STATED GOAL
Copy the data precisely, keeping every character.

○ ○ ○ ○

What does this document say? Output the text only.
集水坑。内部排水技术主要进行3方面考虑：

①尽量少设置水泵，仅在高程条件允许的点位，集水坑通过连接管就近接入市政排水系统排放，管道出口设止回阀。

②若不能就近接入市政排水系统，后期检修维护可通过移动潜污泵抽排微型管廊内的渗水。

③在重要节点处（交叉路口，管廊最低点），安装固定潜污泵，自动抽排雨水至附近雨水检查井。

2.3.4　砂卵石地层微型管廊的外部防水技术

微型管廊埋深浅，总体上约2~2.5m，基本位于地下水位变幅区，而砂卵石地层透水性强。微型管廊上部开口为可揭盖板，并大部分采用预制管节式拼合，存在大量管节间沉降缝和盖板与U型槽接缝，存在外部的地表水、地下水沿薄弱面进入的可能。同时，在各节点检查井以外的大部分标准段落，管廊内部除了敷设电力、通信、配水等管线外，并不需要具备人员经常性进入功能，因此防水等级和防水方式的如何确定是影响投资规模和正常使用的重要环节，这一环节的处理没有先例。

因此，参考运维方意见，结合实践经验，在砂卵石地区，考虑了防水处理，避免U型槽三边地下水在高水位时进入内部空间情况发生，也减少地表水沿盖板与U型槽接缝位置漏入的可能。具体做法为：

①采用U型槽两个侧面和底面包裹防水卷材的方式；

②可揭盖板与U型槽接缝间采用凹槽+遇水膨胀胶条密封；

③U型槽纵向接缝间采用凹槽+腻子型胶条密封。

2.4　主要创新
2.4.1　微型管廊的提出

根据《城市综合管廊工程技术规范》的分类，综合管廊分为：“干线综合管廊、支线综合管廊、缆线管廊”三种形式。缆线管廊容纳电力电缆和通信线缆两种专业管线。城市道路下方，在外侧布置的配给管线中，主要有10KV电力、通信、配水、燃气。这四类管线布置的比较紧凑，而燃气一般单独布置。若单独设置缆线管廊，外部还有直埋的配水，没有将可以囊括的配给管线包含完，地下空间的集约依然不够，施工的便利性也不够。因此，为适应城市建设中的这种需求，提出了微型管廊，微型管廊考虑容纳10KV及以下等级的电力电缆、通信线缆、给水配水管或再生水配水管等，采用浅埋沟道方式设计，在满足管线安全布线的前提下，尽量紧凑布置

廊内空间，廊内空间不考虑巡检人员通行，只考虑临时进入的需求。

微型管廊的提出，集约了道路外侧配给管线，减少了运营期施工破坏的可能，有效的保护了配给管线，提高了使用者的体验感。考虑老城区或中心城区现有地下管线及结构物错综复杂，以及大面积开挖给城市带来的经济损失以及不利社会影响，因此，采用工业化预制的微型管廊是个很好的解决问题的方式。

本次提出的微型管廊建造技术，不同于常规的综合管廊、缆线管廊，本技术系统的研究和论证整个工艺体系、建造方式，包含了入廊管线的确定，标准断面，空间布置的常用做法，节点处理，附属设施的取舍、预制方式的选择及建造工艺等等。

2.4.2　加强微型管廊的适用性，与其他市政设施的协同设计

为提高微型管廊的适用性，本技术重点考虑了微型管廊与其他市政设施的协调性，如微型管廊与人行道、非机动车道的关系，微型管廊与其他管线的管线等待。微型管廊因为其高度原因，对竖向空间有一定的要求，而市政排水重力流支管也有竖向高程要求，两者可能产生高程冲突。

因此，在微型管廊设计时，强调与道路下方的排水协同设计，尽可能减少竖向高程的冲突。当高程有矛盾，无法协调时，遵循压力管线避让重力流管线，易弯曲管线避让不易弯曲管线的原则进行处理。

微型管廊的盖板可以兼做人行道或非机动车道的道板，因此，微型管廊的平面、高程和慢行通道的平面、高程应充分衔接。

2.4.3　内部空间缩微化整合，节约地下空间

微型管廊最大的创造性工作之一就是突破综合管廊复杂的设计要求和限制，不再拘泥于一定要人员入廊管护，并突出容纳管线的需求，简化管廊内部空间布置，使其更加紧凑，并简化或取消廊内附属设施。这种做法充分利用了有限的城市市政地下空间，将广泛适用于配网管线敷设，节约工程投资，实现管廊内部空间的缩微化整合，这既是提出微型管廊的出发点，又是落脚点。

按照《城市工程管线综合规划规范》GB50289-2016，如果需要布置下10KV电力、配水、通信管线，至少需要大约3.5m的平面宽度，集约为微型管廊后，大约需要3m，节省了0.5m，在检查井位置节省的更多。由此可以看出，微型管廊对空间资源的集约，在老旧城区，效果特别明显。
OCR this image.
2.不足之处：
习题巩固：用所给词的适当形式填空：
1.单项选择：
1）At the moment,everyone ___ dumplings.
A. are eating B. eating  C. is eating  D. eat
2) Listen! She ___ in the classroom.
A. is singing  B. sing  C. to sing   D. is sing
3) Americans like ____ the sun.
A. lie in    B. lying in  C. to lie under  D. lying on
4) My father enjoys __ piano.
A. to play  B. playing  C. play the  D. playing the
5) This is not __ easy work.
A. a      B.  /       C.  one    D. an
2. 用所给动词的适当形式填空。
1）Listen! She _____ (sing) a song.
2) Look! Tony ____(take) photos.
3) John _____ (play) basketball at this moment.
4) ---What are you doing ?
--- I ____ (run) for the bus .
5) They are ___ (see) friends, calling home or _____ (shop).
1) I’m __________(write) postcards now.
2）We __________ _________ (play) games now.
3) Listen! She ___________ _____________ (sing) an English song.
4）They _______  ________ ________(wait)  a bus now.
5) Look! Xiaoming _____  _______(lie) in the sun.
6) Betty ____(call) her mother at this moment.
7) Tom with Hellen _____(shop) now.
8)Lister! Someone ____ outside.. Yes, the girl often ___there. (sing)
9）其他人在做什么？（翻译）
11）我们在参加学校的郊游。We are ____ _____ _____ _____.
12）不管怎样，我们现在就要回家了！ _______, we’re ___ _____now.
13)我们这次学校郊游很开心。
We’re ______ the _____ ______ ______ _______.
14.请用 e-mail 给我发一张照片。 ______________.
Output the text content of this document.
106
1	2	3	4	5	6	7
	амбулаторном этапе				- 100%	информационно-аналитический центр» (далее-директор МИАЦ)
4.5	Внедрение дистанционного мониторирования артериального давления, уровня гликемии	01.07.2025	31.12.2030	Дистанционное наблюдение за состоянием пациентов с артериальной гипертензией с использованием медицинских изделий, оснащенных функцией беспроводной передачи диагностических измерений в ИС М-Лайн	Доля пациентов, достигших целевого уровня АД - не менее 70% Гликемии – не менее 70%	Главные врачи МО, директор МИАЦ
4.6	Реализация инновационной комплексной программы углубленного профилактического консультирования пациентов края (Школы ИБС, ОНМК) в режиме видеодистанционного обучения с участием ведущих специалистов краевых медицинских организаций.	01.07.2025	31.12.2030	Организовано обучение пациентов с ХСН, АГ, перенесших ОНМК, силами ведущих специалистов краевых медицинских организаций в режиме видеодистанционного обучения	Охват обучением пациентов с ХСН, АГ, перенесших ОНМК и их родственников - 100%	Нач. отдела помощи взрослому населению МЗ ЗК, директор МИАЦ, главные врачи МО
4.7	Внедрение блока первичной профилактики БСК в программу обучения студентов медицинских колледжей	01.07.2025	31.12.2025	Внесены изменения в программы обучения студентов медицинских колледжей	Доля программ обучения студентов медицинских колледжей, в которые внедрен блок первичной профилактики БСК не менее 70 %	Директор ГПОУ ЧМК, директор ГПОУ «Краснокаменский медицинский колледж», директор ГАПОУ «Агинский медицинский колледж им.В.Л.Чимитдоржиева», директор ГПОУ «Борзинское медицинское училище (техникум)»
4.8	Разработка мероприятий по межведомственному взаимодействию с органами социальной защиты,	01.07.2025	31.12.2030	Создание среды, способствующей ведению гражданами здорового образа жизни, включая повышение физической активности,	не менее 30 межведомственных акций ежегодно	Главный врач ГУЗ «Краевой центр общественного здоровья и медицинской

○ ○ ○ ○

FINISHED EXERCISE
What does this document say? Output the text only.
集水坑。内部排水技术主要进行3方面考虑：

①尽量少设置水泵，仅在高程条件允许的点位，集水坑通过连接管就近接入市政排水系统排放，管道出口设止回阀。

②若不能就近接入市政排水系统，后期检修维护可通过移动潜污泵抽排微型管廊内的渗水。

③在重要节点处（交叉路口，管廊最低点），安装固定潜污泵，自动抽排雨水至附近雨水检查井。

2.3.4　砂卵石地层微型管廊的外部防水技术

微型管廊埋深浅，总体上约2~2.5m，基本位于地下水位变幅区，而砂卵石地层透水性强。微型管廊上部开口为可揭盖板，并大部分采用预制管节式拼合，存在大量管节间沉降缝和盖板与U型槽接缝，存在外部的地表水、地下水沿薄弱面进入的可能。同时，在各节点检查井以外的大部分标准段落，管廊内部除了敷设电力、通信、配水等管线外，并不需要具备人员经常性进入功能，因此防水等级和防水方式的如何确定是影响投资规模和正常使用的重要环节，这一环节的处理没有先例。

因此，参考运维方意见，结合实践经验，在砂卵石地区，考虑了防水处理，避免U型槽三边地下水在高水位时进入内部空间情况发生，也减少地表水沿盖板与U型槽接缝位置漏入的可能。具体做法为：

①采用U型槽两个侧面和底面包裹防水卷材的方式；

②可揭盖板与U型槽接缝间采用凹槽+遇水膨胀胶条密封；

③U型槽纵向接缝间采用凹槽+腻子型胶条密封。

2.4　主要创新
2.4.1　微型管廊的提出

根据《城市综合管廊工程技术规范》的分类，综合管廊分为：“干线综合管廊、支线综合管廊、缆线管廊”三种形式。缆线管廊容纳电力电缆和通信线缆两种专业管线。城市道路下方，在外侧布置的配给管线中，主要有10KV电力、通信、配水、燃气。这四类管线布置的比较紧凑，而燃气一般单独布置。若单独设置缆线管廊，外部还有直埋的配水，没有将可以囊括的配给管线包含完，地下空间的集约依然不够，施工的便利性也不够。因此，为适应城市建设中的这种需求，提出了微型管廊，微型管廊考虑容纳10KV及以下等级的电力电缆、通信线缆、给水配水管或再生水配水管等，采用浅埋沟道方式设计，在满足管线安全布线的前提下，尽量紧凑布置

廊内空间，廊内空间不考虑巡检人员通行，只考虑临时进入的需求。

微型管廊的提出，集约了道路外侧配给管线，减少了运营期施工破坏的可能，有效的保护了配给管线，提高了使用者的体验感。考虑老城区或中心城区现有地下管线及结构物错综复杂，以及大面积开挖给城市带来的经济损失以及不利社会影响，因此，采用工业化预制的微型管廊是个很好的解决问题的方式。

本次提出的微型管廊建造技术，不同于常规的综合管廊、缆线管廊，本技术系统的研究和论证整个工艺体系、建造方式，包含了入廊管线的确定，标准断面，空间布置的常用做法，节点处理，附属设施的取舍、预制方式的选择及建造工艺等等。

2.4.2　加强微型管廊的适用性，与其他市政设施的协同设计

为提高微型管廊的适用性，本技术重点考虑了微型管廊与其他市政设施的协调性，如微型管廊与人行道、非机动车道的关系，微型管廊与其他管线的管线等待。微型管廊因为其高度原因，对竖向空间有一定的要求，而市政排水重力流支管也有竖向高程要求，两者可能产生高程冲突。

因此，在微型管廊设计时，强调与道路下方的排水协同设计，尽可能减少竖向高程的冲突。当高程有矛盾，无法协调时，遵循压力管线避让重力流管线，易弯曲管线避让不易弯曲管线的原则进行处理。

微型管廊的盖板可以兼做人行道或非机动车道的道板，因此，微型管廊的平面、高程和慢行通道的平面、高程应充分衔接。

2.4.3　内部空间缩微化整合，节约地下空间

微型管廊最大的创造性工作之一就是突破综合管廊复杂的设计要求和限制，不再拘泥于一定要人员入廊管护，并突出容纳管线的需求，简化管廊内部空间布置，使其更加紧凑，并简化或取消廊内附属设施。这种做法充分利用了有限的城市市政地下空间，将广泛适用于配网管线敷设，节约工程投资，实现管廊内部空间的缩微化整合，这既是提出微型管廊的出发点，又是落脚点。

按照《城市工程管线综合规划规范》GB50289-2016，如果需要布置下10KV电力、配水、通信管线，至少需要大约3.5m的平面宽度，集约为微型管廊后，大约需要3m，节省了0.5m，在检查井位置节省的更多。由此可以看出，微型管廊对空间资源的集约，在老旧城区，效果特别明显。
OCR this image.
2.不足之处：
习题巩固：用所给词的适当形式填空：
1.单项选择：
1）At the moment,everyone ___ dumplings.
A. are eating B. eating  C. is eating  D. eat
2) Listen! She ___ in the classroom.
A. is singing  B. sing  C. to sing   D. is sing
3) Americans like ____ the sun.
A. lie in    B. lying in  C. to lie under  D. lying on
4) My father enjoys __ piano.
A. to play  B. playing  C. play the  D. playing the
5) This is not __ easy work.
A. a      B.  /       C.  one    D. an
2. 用所给动词的适当形式填空。
1）Listen! She _____ (sing) a song.
2) Look! Tony ____(take) photos.
3) John _____ (play) basketball at this moment.
4) ---What are you doing ?
--- I ____ (run) for the bus .
5) They are ___ (see) friends, calling home or _____ (shop).
1) I’m __________(write) postcards now.
2）We __________ _________ (play) games now.
3) Listen! She ___________ _____________ (sing) an English song.
4）They _______  ________ ________(wait)  a bus now.
5) Look! Xiaoming _____  _______(lie) in the sun.
6) Betty ____(call) her mother at this moment.
7) Tom with Hellen _____(shop) now.
8)Lister! Someone ____ outside.. Yes, the girl often ___there. (sing)
9）其他人在做什么？（翻译）
11）我们在参加学校的郊游。We are ____ _____ _____ _____.
12）不管怎样，我们现在就要回家了！ _______, we’re ___ _____now.
13)我们这次学校郊游很开心。
We’re ______ the _____ ______ ______ _______.
14.请用 e-mail 给我发一张照片。 ______________.
Output the text content of this document.
106
1	2	3	4	5	6	7
	амбулаторном этапе				- 100%	информационно-аналитический центр» (далее-директор МИАЦ)
4.5	Внедрение дистанционного мониторирования артериального давления, уровня гликемии	01.07.2025	31.12.2030	Дистанционное наблюдение за состоянием пациентов с артериальной гипертензией с использованием медицинских изделий, оснащенных функцией беспроводной передачи диагностических измерений в ИС М-Лайн	Доля пациентов, достигших целевого уровня АД - не менее 70% Гликемии – не менее 70%	Главные врачи МО, директор МИАЦ
4.6	Реализация инновационной комплексной программы углубленного профилактического консультирования пациентов края (Школы ИБС, ОНМК) в режиме видеодистанционного обучения с участием ведущих специалистов краевых медицинских организаций.	01.07.2025	31.12.2030	Организовано обучение пациентов с ХСН, АГ, перенесших ОНМК, силами ведущих специалистов краевых медицинских организаций в режиме видеодистанционного обучения	Охват обучением пациентов с ХСН, АГ, перенесших ОНМК и их родственников - 100%	Нач. отдела помощи взрослому населению МЗ ЗК, директор МИАЦ, главные врачи МО
4.7	Внедрение блока первичной профилактики БСК в программу обучения студентов медицинских колледжей	01.07.2025	31.12.2025	Внесены изменения в программы обучения студентов медицинских колледжей	Доля программ обучения студентов медицинских колледжей, в которые внедрен блок первичной профилактики БСК не менее 70 %	Директор ГПОУ ЧМК, директор ГПОУ «Краснокаменский медицинский колледж», директор ГАПОУ «Агинский медицинский колледж им.В.Л.Чимитдоржиева», директор ГПОУ «Борзинское медицинское училище (техникум)»
4.8	Разработка мероприятий по межведомственному взаимодействию с органами социальной защиты,	01.07.2025	31.12.2030	Создание среды, способствующей ведению гражданами здорового образа жизни, включая повышение физической активности,	не менее 30 межведомственных акций ежегодно	Главный врач ГУЗ «Краевой центр общественного здоровья и медицинской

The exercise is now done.